# [DESCRIPTION OF THE TASK]
Check each line of the data for "activated" and select those that have it.

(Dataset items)

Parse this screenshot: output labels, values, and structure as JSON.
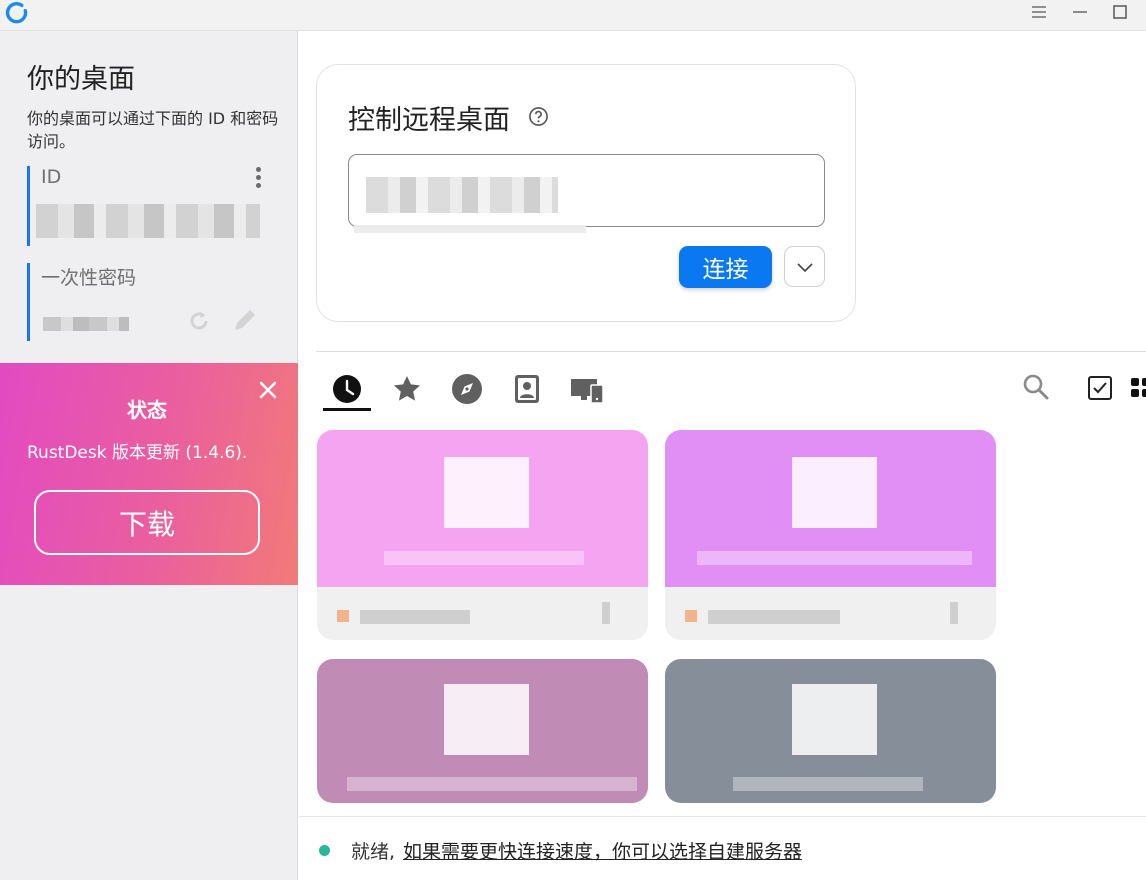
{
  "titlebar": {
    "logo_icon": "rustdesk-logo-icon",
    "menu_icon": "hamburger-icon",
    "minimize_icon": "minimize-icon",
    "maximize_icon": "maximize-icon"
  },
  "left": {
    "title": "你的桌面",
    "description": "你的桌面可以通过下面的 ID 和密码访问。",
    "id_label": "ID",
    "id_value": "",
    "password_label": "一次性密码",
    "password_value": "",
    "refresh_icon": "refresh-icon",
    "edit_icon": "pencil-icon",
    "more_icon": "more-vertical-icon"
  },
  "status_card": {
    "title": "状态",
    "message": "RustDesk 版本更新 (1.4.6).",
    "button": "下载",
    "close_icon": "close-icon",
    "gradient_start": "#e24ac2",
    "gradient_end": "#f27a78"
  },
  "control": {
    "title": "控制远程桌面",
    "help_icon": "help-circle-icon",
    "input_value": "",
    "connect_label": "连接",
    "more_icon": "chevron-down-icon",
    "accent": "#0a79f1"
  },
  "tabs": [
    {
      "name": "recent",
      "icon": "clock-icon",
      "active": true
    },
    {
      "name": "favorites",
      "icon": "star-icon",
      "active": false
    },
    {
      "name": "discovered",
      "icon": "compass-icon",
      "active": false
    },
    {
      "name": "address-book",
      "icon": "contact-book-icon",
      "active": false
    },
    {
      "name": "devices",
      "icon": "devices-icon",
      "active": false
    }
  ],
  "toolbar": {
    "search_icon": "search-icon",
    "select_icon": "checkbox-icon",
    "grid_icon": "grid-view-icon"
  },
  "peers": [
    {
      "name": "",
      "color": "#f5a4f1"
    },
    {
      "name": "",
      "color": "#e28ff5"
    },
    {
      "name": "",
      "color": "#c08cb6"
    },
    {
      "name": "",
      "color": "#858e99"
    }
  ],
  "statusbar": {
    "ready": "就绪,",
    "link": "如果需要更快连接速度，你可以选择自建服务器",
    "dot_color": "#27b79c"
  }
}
...
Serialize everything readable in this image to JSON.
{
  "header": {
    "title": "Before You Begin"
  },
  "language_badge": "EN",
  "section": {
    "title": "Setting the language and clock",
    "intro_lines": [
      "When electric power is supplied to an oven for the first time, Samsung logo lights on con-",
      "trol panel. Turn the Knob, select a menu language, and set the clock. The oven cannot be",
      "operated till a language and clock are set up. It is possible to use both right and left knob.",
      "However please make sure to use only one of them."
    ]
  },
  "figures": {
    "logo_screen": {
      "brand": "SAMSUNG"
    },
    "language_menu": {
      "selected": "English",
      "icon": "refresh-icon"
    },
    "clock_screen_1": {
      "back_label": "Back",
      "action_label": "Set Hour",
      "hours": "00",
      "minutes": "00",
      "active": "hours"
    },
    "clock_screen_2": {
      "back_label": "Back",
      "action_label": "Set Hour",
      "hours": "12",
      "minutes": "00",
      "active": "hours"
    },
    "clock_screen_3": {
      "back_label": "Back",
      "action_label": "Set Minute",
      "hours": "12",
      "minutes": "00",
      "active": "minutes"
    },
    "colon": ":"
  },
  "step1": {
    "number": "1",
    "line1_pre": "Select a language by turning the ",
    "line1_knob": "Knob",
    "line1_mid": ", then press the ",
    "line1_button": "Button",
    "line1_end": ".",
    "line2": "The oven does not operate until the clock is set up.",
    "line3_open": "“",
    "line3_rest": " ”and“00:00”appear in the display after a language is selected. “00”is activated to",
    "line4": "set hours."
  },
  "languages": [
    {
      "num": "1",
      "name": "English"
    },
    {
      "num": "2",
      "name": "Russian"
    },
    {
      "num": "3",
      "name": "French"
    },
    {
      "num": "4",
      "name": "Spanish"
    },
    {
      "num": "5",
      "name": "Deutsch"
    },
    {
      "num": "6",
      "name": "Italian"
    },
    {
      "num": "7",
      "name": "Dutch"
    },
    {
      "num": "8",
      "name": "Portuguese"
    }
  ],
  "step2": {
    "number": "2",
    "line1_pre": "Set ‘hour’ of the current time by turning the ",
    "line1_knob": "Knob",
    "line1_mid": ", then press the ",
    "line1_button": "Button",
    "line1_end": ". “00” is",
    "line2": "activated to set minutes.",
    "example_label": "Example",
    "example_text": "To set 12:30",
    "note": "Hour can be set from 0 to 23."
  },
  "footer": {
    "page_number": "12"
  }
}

# [COMPLETE ANSWER]
    "line3_rest": " ”and“00:00”appear in the display after a language is selected. “00”is activated to",
    "line2": "activated to set minutes.",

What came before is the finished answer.